Saved entries:
□ □ □
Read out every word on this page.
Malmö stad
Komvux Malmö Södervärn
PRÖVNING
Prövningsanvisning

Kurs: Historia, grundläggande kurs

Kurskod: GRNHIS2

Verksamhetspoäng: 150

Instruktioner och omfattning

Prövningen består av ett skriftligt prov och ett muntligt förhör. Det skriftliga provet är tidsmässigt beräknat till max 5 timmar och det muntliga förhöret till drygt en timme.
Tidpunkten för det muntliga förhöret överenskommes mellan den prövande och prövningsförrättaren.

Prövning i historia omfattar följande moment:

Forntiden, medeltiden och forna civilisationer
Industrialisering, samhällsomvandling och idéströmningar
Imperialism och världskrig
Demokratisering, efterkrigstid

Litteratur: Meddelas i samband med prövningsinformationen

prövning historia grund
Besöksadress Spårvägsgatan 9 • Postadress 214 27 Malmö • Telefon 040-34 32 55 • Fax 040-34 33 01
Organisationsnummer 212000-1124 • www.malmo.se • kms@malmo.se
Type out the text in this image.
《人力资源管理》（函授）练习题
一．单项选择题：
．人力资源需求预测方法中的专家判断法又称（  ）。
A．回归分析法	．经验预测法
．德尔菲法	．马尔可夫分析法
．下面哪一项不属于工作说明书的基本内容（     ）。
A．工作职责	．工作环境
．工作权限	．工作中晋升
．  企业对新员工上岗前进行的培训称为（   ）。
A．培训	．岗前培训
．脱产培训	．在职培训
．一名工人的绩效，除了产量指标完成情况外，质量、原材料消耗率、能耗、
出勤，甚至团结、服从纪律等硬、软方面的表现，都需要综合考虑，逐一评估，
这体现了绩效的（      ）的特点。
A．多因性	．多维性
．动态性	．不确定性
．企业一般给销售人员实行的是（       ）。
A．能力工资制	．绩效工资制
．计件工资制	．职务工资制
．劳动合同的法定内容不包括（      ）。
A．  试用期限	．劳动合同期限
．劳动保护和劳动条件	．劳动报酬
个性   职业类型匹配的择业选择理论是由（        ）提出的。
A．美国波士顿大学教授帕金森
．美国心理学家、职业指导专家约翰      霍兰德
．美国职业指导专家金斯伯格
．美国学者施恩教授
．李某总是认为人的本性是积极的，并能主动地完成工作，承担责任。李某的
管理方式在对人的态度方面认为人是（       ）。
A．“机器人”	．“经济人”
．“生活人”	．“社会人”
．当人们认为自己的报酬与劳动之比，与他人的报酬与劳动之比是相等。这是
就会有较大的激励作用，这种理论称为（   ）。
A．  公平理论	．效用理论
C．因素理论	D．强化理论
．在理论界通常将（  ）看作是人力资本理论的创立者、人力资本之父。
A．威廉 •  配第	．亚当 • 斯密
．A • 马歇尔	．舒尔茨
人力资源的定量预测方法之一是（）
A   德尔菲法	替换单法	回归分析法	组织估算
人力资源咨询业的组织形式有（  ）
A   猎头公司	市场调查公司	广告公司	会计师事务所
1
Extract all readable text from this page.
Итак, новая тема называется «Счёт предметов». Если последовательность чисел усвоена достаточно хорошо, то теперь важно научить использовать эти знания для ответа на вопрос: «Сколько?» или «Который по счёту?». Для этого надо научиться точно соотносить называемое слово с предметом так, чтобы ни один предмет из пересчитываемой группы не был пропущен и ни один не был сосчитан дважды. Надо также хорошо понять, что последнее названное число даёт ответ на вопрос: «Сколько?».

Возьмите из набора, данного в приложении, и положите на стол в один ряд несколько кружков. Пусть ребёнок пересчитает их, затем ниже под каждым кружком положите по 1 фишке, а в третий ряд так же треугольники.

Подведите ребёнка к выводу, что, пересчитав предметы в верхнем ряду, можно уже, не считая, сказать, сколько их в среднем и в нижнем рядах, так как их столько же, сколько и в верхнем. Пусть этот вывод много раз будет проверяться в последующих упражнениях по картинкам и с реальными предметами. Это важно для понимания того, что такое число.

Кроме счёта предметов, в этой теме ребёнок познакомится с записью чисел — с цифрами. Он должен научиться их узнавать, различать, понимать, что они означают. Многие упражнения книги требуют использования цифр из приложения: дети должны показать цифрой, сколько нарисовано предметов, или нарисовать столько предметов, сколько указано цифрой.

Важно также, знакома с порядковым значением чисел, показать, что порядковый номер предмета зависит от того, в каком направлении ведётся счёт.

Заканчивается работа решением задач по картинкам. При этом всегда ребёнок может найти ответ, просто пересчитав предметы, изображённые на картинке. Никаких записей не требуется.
□ □ □
* PROBLEM TO SOLVE *
Where a line contains the string "förhöret", extract that line.

* EXERCISE OUTPUT *
Prövningen består av ett skriftligt prov och ett muntligt förhör. Det skriftliga provet är tidsmässigt beräknat till max 5 timmar och det muntliga förhöret till drygt en timme.
Tidpunkten för det muntliga förhöret överenskommes mellan den prövande och prövningsförrättaren.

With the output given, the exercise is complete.